* _Material shown_
****

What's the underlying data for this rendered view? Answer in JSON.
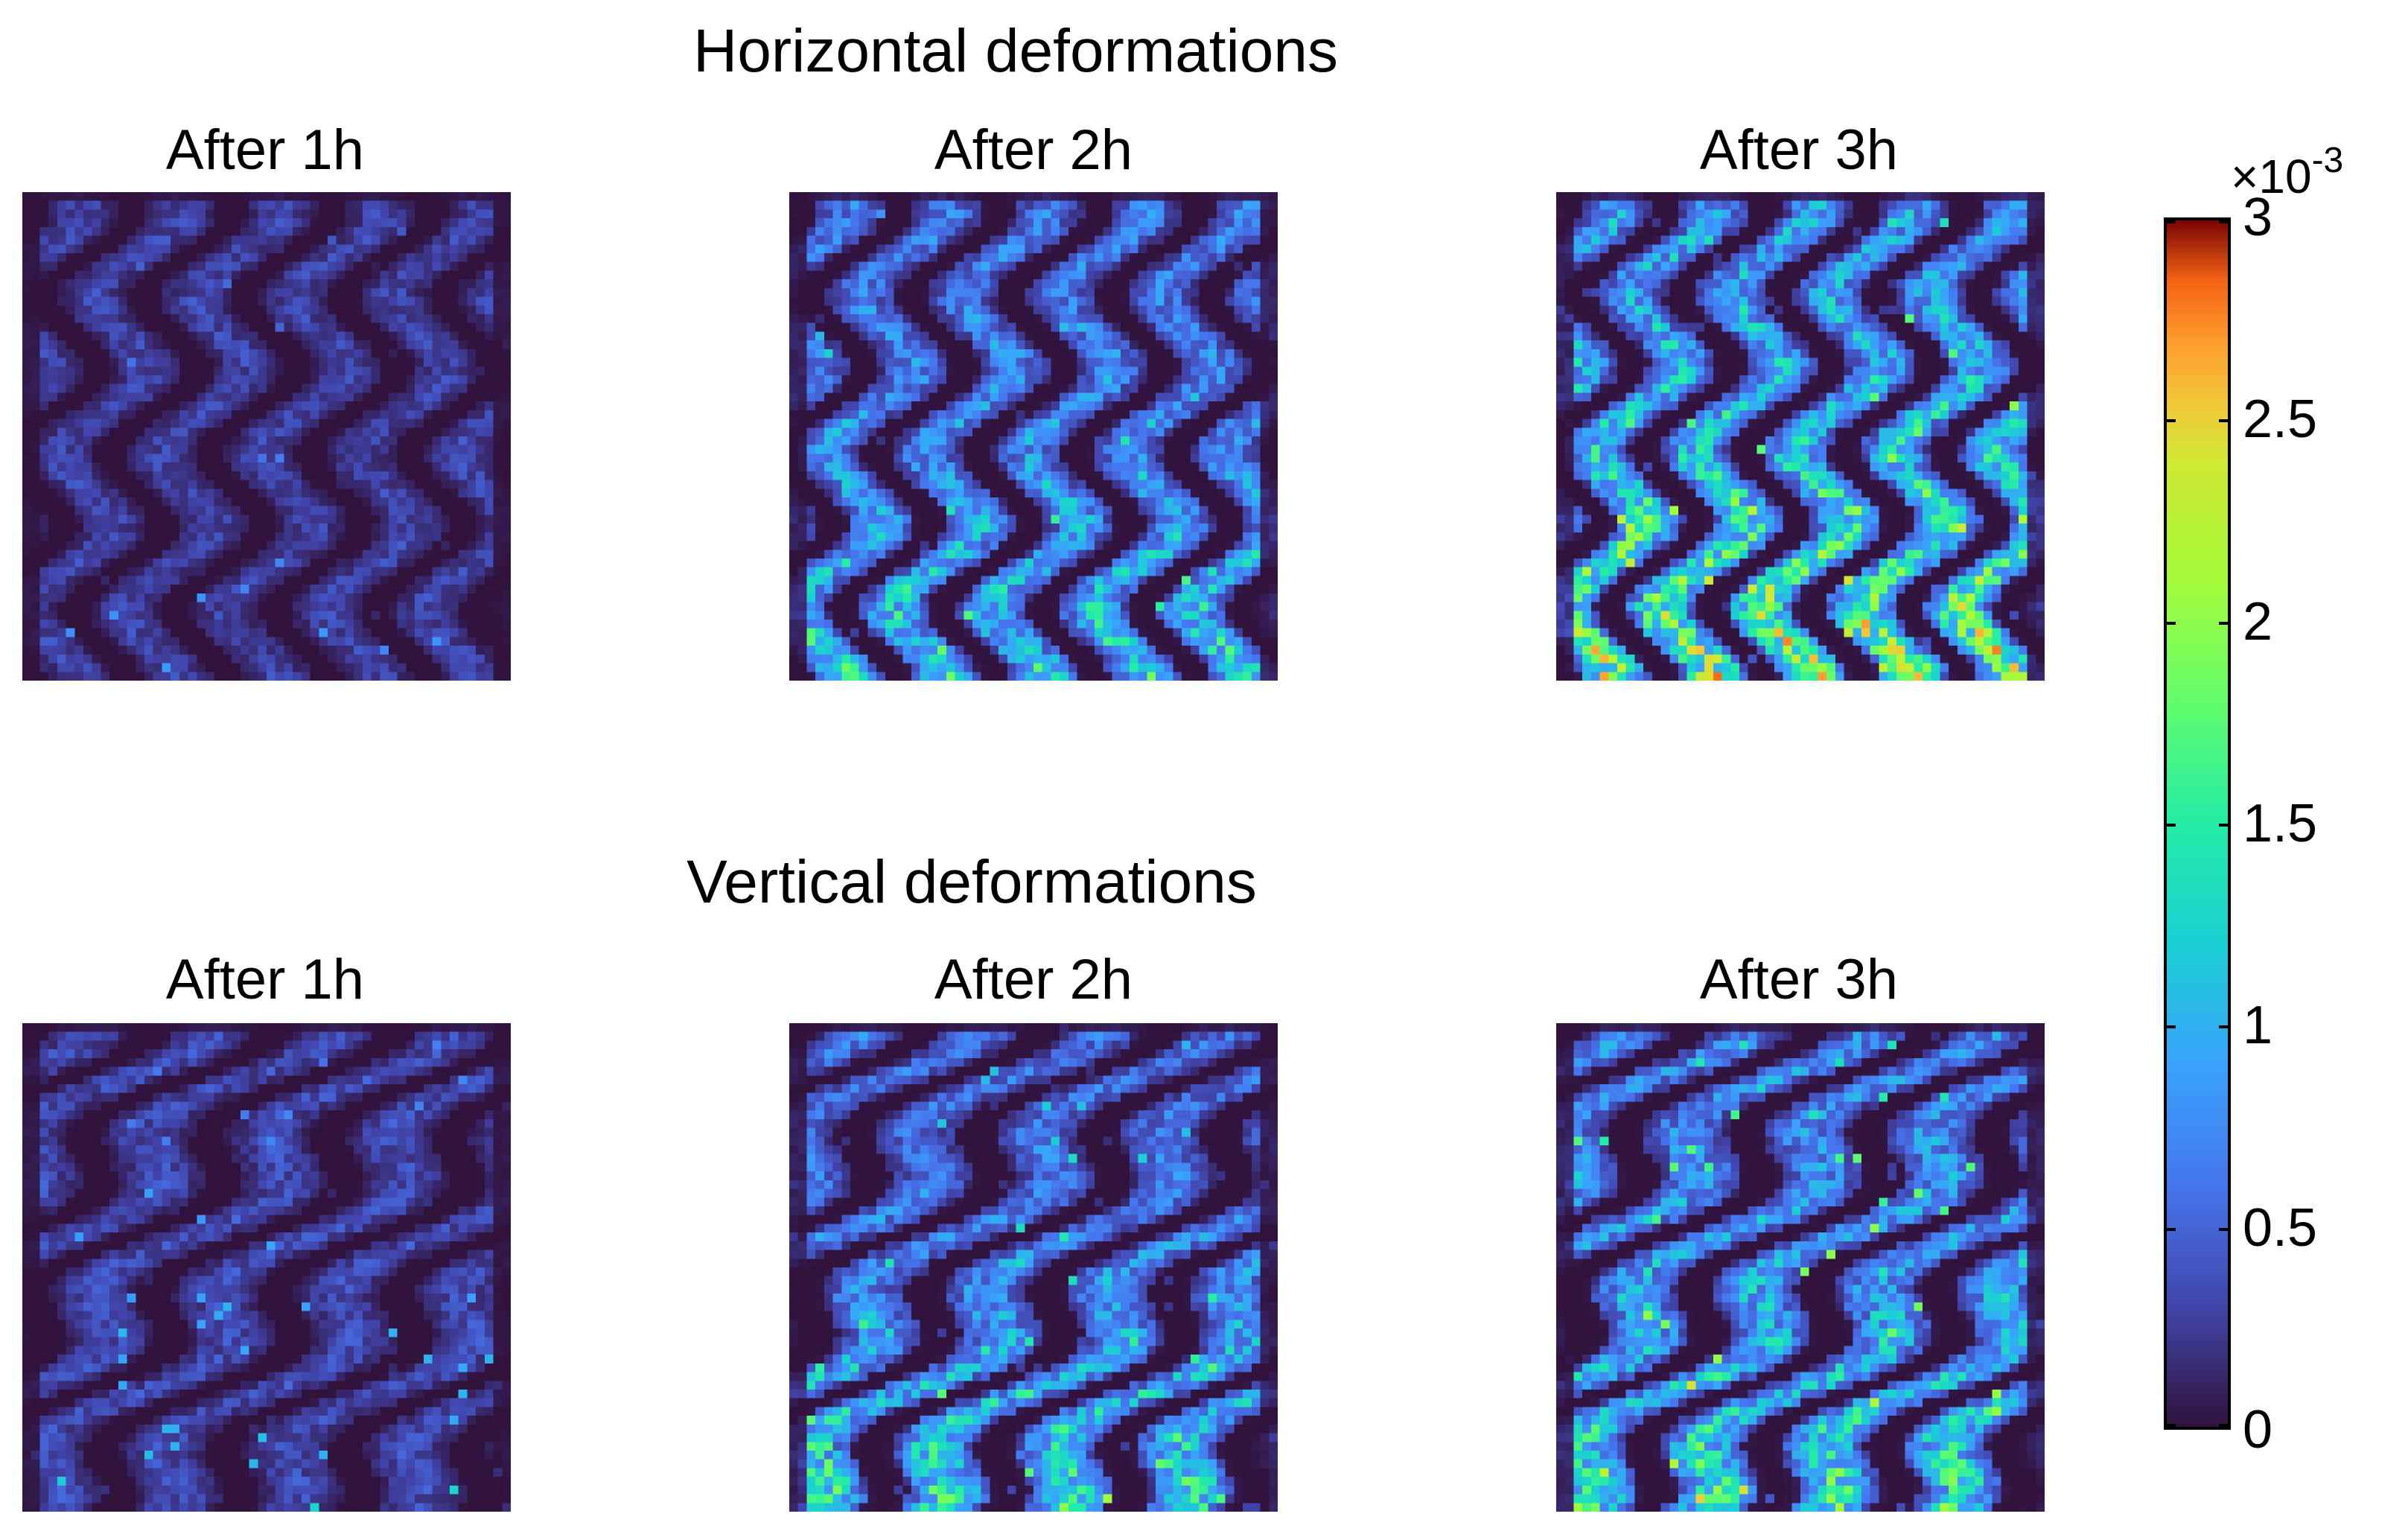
{
  "chart_data": {
    "type": "heatmap",
    "title": "",
    "colormap": "turbo",
    "colorbar": {
      "ticks": [
        0,
        0.5,
        1,
        1.5,
        2,
        2.5,
        3
      ],
      "tick_labels": [
        "0",
        "0.5",
        "1",
        "1.5",
        "2",
        "2.5",
        "3"
      ],
      "range": [
        0,
        3
      ],
      "multiplier": "×10",
      "multiplier_exponent": "-3"
    },
    "sections": [
      {
        "title": "Horizontal deformations",
        "panels": [
          {
            "title": "After 1h",
            "mean_level": 0.35,
            "peak_level": 0.9,
            "bottom_bias": 0.0
          },
          {
            "title": "After 2h",
            "mean_level": 0.75,
            "peak_level": 1.9,
            "bottom_bias": 0.6
          },
          {
            "title": "After 3h",
            "mean_level": 1.0,
            "peak_level": 2.8,
            "bottom_bias": 0.8
          }
        ]
      },
      {
        "title": "Vertical deformations",
        "panels": [
          {
            "title": "After 1h",
            "mean_level": 0.4,
            "peak_level": 1.3,
            "bottom_bias": 0.0
          },
          {
            "title": "After 2h",
            "mean_level": 0.65,
            "peak_level": 2.1,
            "bottom_bias": 0.9
          },
          {
            "title": "After 3h",
            "mean_level": 0.85,
            "peak_level": 2.8,
            "bottom_bias": 0.6
          }
        ]
      }
    ]
  }
}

****

* _Task to complete_
Each record above should come back exactly the same, only without its pictures.

* _Exercise solution_
What's the underlying data for this rendered view? Answer in JSON.
{
  "chart_data": {
    "type": "heatmap",
    "title": "",
    "colormap": "turbo",
    "colorbar": {
      "ticks": [
        0,
        0.5,
        1,
        1.5,
        2,
        2.5,
        3
      ],
      "tick_labels": [
        "0",
        "0.5",
        "1",
        "1.5",
        "2",
        "2.5",
        "3"
      ],
      "range": [
        0,
        3
      ],
      "multiplier": "×10",
      "multiplier_exponent": "-3"
    },
    "sections": [
      {
        "title": "Horizontal deformations",
        "panels": [
          {
            "title": "After 1h",
            "mean_level": 0.35,
            "peak_level": 0.9,
            "bottom_bias": 0.0
          },
          {
            "title": "After 2h",
            "mean_level": 0.75,
            "peak_level": 1.9,
            "bottom_bias": 0.6
          },
          {
            "title": "After 3h",
            "mean_level": 1.0,
            "peak_level": 2.8,
            "bottom_bias": 0.8
          }
        ]
      },
      {
        "title": "Vertical deformations",
        "panels": [
          {
            "title": "After 1h",
            "mean_level": 0.4,
            "peak_level": 1.3,
            "bottom_bias": 0.0
          },
          {
            "title": "After 2h",
            "mean_level": 0.65,
            "peak_level": 2.1,
            "bottom_bias": 0.9
          },
          {
            "title": "After 3h",
            "mean_level": 0.85,
            "peak_level": 2.8,
            "bottom_bias": 0.6
          }
        ]
      }
    ]
  }
}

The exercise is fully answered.